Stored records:

◇ ◇ ◇ ◇

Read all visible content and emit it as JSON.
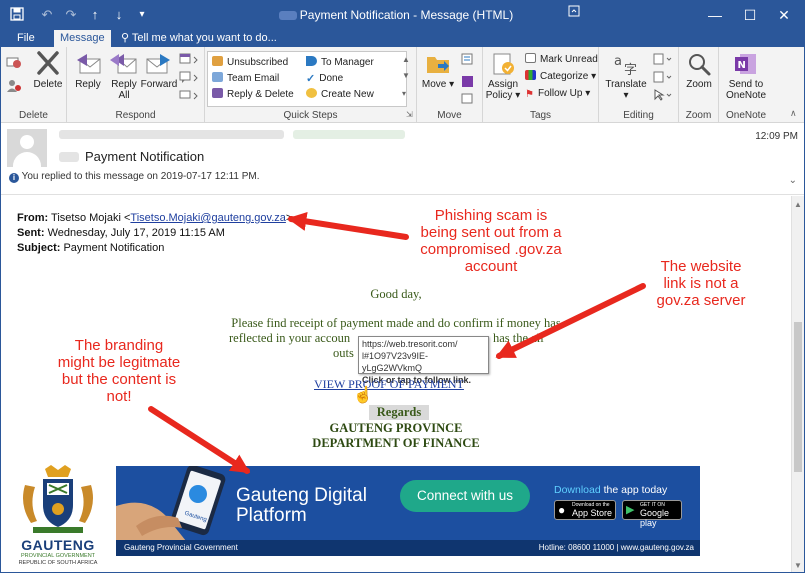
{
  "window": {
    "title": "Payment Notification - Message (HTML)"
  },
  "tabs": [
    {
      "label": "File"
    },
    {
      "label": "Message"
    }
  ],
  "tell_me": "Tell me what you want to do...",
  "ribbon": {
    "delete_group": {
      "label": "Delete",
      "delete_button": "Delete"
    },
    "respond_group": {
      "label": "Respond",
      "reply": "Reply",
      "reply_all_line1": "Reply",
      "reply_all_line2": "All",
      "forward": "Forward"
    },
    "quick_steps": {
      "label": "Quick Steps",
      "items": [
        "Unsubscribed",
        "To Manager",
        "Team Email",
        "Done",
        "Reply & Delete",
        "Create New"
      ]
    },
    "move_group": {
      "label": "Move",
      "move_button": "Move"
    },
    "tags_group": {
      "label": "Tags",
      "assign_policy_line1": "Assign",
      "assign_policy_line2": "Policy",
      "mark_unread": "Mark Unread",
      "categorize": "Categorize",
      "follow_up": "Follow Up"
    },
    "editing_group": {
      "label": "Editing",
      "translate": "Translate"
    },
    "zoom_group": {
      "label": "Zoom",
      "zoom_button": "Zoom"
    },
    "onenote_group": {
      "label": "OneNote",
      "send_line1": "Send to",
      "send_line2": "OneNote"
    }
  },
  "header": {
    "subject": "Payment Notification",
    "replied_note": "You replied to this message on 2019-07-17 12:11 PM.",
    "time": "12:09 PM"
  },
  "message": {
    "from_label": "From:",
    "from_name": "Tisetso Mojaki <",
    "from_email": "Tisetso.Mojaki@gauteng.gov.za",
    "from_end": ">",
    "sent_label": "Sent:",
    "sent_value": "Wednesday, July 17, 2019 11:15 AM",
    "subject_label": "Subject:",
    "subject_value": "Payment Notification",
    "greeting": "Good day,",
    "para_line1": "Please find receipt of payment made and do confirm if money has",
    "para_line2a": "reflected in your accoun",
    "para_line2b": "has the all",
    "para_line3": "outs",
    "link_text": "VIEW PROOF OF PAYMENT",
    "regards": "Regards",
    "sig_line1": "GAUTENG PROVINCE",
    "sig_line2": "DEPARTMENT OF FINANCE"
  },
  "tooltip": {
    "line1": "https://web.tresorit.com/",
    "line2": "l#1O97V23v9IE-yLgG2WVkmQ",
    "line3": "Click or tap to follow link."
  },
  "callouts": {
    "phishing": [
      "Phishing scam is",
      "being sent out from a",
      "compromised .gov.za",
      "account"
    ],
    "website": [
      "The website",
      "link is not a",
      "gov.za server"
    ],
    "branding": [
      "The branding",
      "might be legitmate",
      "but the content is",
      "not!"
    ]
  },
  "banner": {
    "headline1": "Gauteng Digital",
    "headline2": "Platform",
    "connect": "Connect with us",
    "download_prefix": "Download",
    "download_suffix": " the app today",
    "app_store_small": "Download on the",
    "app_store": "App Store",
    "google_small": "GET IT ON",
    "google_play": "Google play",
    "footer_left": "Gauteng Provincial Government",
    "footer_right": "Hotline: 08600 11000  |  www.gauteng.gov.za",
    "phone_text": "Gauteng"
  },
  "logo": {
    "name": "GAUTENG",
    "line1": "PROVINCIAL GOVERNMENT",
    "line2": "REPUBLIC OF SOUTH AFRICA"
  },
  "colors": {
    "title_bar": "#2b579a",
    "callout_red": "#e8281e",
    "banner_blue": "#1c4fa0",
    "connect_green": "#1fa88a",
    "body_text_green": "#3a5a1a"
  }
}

◇ ◇ ◇ ◇

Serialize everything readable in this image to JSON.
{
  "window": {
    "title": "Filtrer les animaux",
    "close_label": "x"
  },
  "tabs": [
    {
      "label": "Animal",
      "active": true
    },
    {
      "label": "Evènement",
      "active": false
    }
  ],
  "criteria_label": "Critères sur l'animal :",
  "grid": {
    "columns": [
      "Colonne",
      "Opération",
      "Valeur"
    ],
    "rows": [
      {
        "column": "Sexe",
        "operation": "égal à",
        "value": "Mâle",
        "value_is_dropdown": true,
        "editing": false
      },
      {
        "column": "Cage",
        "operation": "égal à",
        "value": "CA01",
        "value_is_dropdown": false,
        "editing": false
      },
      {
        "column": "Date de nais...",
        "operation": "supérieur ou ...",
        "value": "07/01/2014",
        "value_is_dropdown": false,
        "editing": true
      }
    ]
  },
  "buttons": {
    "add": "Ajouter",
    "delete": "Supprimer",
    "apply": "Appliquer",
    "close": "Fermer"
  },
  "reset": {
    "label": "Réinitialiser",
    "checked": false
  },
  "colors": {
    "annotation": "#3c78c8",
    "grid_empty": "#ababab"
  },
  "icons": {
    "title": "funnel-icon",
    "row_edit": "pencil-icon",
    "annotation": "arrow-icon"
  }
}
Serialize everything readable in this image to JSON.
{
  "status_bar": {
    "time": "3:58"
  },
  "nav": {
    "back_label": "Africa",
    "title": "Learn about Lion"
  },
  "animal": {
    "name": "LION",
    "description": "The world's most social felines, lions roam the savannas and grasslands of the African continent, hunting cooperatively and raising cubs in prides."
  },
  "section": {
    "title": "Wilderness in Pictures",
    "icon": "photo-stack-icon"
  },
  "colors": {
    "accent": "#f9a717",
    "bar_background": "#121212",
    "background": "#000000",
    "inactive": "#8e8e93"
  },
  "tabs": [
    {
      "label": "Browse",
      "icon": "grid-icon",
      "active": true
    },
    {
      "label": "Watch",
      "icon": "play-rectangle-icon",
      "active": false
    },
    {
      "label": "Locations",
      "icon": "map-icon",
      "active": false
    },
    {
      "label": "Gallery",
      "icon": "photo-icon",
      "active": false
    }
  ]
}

◇ ◇ ◇ ◇

AIM: Copy each line of the records containing the string "content".

THE SOLUTION:
Read all visible content and emit it as JSON.
      "but the content is",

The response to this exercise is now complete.